AVAILABLE RECORDS>

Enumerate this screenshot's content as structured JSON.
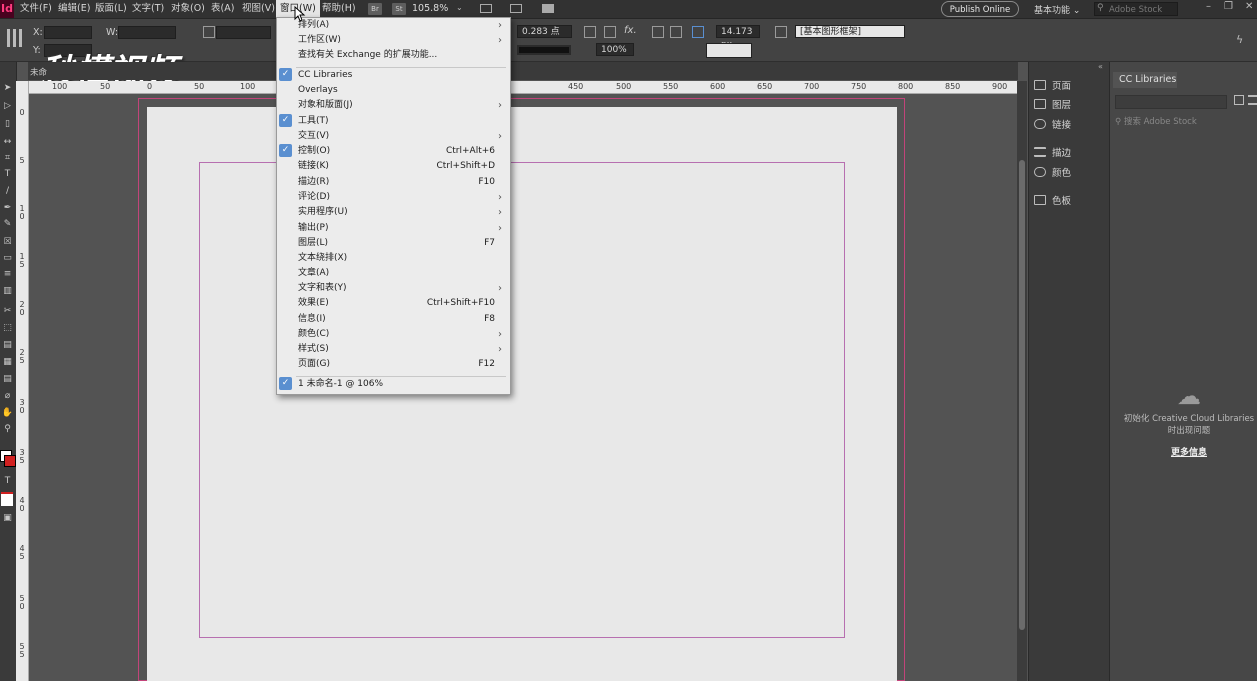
{
  "app": {
    "logo": "Id"
  },
  "menubar": {
    "items": [
      "文件(F)",
      "编辑(E)",
      "版面(L)",
      "文字(T)",
      "对象(O)",
      "表(A)",
      "视图(V)",
      "窗口(W)",
      "帮助(H)"
    ],
    "bridge": "Br",
    "stock": "St",
    "zoom": "105.8%",
    "publish": "Publish Online",
    "workspace": "基本功能",
    "search_placeholder": "Adobe Stock"
  },
  "control": {
    "x_label": "X:",
    "y_label": "Y:",
    "w_label": "W:",
    "stroke_weight": "0.283 点",
    "opacity": "100%",
    "size_value": "14.173 px",
    "frame_style": "[基本图形框架]"
  },
  "watermark": "秒懂视频",
  "document_tab": "未命",
  "ruler_top": [
    "100",
    "50",
    "0",
    "50",
    "100",
    "450",
    "500",
    "550",
    "600",
    "650",
    "700",
    "750",
    "800",
    "850",
    "900"
  ],
  "ruler_left": [
    "0",
    "5",
    "1 0",
    "1 5",
    "2 0",
    "2 5",
    "3 0",
    "3 5",
    "4 0",
    "4 5",
    "5 0",
    "5 5"
  ],
  "window_menu": {
    "items": [
      {
        "label": "排列(A)",
        "shortcut": "",
        "submenu": true,
        "checked": false
      },
      {
        "label": "工作区(W)",
        "shortcut": "",
        "submenu": true,
        "checked": false
      },
      {
        "label": "查找有关 Exchange 的扩展功能...",
        "shortcut": "",
        "submenu": false,
        "checked": false
      },
      {
        "label": "CC Libraries",
        "shortcut": "",
        "submenu": false,
        "checked": true
      },
      {
        "label": "Overlays",
        "shortcut": "",
        "submenu": false,
        "checked": false
      },
      {
        "label": "对象和版面(J)",
        "shortcut": "",
        "submenu": true,
        "checked": false
      },
      {
        "label": "工具(T)",
        "shortcut": "",
        "submenu": false,
        "checked": true
      },
      {
        "label": "交互(V)",
        "shortcut": "",
        "submenu": true,
        "checked": false
      },
      {
        "label": "控制(O)",
        "shortcut": "Ctrl+Alt+6",
        "submenu": false,
        "checked": true
      },
      {
        "label": "链接(K)",
        "shortcut": "Ctrl+Shift+D",
        "submenu": false,
        "checked": false
      },
      {
        "label": "描边(R)",
        "shortcut": "F10",
        "submenu": false,
        "checked": false
      },
      {
        "label": "评论(D)",
        "shortcut": "",
        "submenu": true,
        "checked": false
      },
      {
        "label": "实用程序(U)",
        "shortcut": "",
        "submenu": true,
        "checked": false
      },
      {
        "label": "输出(P)",
        "shortcut": "",
        "submenu": true,
        "checked": false
      },
      {
        "label": "图层(L)",
        "shortcut": "F7",
        "submenu": false,
        "checked": false
      },
      {
        "label": "文本绕排(X)",
        "shortcut": "",
        "submenu": false,
        "checked": false
      },
      {
        "label": "文章(A)",
        "shortcut": "",
        "submenu": false,
        "checked": false
      },
      {
        "label": "文字和表(Y)",
        "shortcut": "",
        "submenu": true,
        "checked": false
      },
      {
        "label": "效果(E)",
        "shortcut": "Ctrl+Shift+F10",
        "submenu": false,
        "checked": false
      },
      {
        "label": "信息(I)",
        "shortcut": "F8",
        "submenu": false,
        "checked": false
      },
      {
        "label": "颜色(C)",
        "shortcut": "",
        "submenu": true,
        "checked": false
      },
      {
        "label": "样式(S)",
        "shortcut": "",
        "submenu": true,
        "checked": false
      },
      {
        "label": "页面(G)",
        "shortcut": "F12",
        "submenu": false,
        "checked": false
      },
      {
        "label": "1 未命名-1 @ 106%",
        "shortcut": "",
        "submenu": false,
        "checked": true
      }
    ]
  },
  "dock": {
    "items": [
      "页面",
      "图层",
      "链接",
      "描边",
      "颜色",
      "色板"
    ]
  },
  "cc_libraries": {
    "tab": "CC Libraries",
    "search_placeholder": "搜索 Adobe Stock",
    "message": "初始化 Creative Cloud Libraries 时出现问题",
    "more_info": "更多信息"
  },
  "colors": {
    "accent": "#5a8fd0",
    "bleed_guide": "#c2447a",
    "margin_guide": "#b76fb0"
  }
}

GOAL>
All of the entries above should be copied exactly, except for the pictures.

RESULT OF THIS TASK>
Enumerate this screenshot's content as structured JSON.
{
  "app": {
    "logo": "Id"
  },
  "menubar": {
    "items": [
      "文件(F)",
      "编辑(E)",
      "版面(L)",
      "文字(T)",
      "对象(O)",
      "表(A)",
      "视图(V)",
      "窗口(W)",
      "帮助(H)"
    ],
    "bridge": "Br",
    "stock": "St",
    "zoom": "105.8%",
    "publish": "Publish Online",
    "workspace": "基本功能",
    "search_placeholder": "Adobe Stock"
  },
  "control": {
    "x_label": "X:",
    "y_label": "Y:",
    "w_label": "W:",
    "stroke_weight": "0.283 点",
    "opacity": "100%",
    "size_value": "14.173 px",
    "frame_style": "[基本图形框架]"
  },
  "watermark": "秒懂视频",
  "document_tab": "未命",
  "ruler_top": [
    "100",
    "50",
    "0",
    "50",
    "100",
    "450",
    "500",
    "550",
    "600",
    "650",
    "700",
    "750",
    "800",
    "850",
    "900"
  ],
  "ruler_left": [
    "0",
    "5",
    "1 0",
    "1 5",
    "2 0",
    "2 5",
    "3 0",
    "3 5",
    "4 0",
    "4 5",
    "5 0",
    "5 5"
  ],
  "window_menu": {
    "items": [
      {
        "label": "排列(A)",
        "shortcut": "",
        "submenu": true,
        "checked": false
      },
      {
        "label": "工作区(W)",
        "shortcut": "",
        "submenu": true,
        "checked": false
      },
      {
        "label": "查找有关 Exchange 的扩展功能...",
        "shortcut": "",
        "submenu": false,
        "checked": false
      },
      {
        "label": "CC Libraries",
        "shortcut": "",
        "submenu": false,
        "checked": true
      },
      {
        "label": "Overlays",
        "shortcut": "",
        "submenu": false,
        "checked": false
      },
      {
        "label": "对象和版面(J)",
        "shortcut": "",
        "submenu": true,
        "checked": false
      },
      {
        "label": "工具(T)",
        "shortcut": "",
        "submenu": false,
        "checked": true
      },
      {
        "label": "交互(V)",
        "shortcut": "",
        "submenu": true,
        "checked": false
      },
      {
        "label": "控制(O)",
        "shortcut": "Ctrl+Alt+6",
        "submenu": false,
        "checked": true
      },
      {
        "label": "链接(K)",
        "shortcut": "Ctrl+Shift+D",
        "submenu": false,
        "checked": false
      },
      {
        "label": "描边(R)",
        "shortcut": "F10",
        "submenu": false,
        "checked": false
      },
      {
        "label": "评论(D)",
        "shortcut": "",
        "submenu": true,
        "checked": false
      },
      {
        "label": "实用程序(U)",
        "shortcut": "",
        "submenu": true,
        "checked": false
      },
      {
        "label": "输出(P)",
        "shortcut": "",
        "submenu": true,
        "checked": false
      },
      {
        "label": "图层(L)",
        "shortcut": "F7",
        "submenu": false,
        "checked": false
      },
      {
        "label": "文本绕排(X)",
        "shortcut": "",
        "submenu": false,
        "checked": false
      },
      {
        "label": "文章(A)",
        "shortcut": "",
        "submenu": false,
        "checked": false
      },
      {
        "label": "文字和表(Y)",
        "shortcut": "",
        "submenu": true,
        "checked": false
      },
      {
        "label": "效果(E)",
        "shortcut": "Ctrl+Shift+F10",
        "submenu": false,
        "checked": false
      },
      {
        "label": "信息(I)",
        "shortcut": "F8",
        "submenu": false,
        "checked": false
      },
      {
        "label": "颜色(C)",
        "shortcut": "",
        "submenu": true,
        "checked": false
      },
      {
        "label": "样式(S)",
        "shortcut": "",
        "submenu": true,
        "checked": false
      },
      {
        "label": "页面(G)",
        "shortcut": "F12",
        "submenu": false,
        "checked": false
      },
      {
        "label": "1 未命名-1 @ 106%",
        "shortcut": "",
        "submenu": false,
        "checked": true
      }
    ]
  },
  "dock": {
    "items": [
      "页面",
      "图层",
      "链接",
      "描边",
      "颜色",
      "色板"
    ]
  },
  "cc_libraries": {
    "tab": "CC Libraries",
    "search_placeholder": "搜索 Adobe Stock",
    "message": "初始化 Creative Cloud Libraries 时出现问题",
    "more_info": "更多信息"
  },
  "colors": {
    "accent": "#5a8fd0",
    "bleed_guide": "#c2447a",
    "margin_guide": "#b76fb0"
  }
}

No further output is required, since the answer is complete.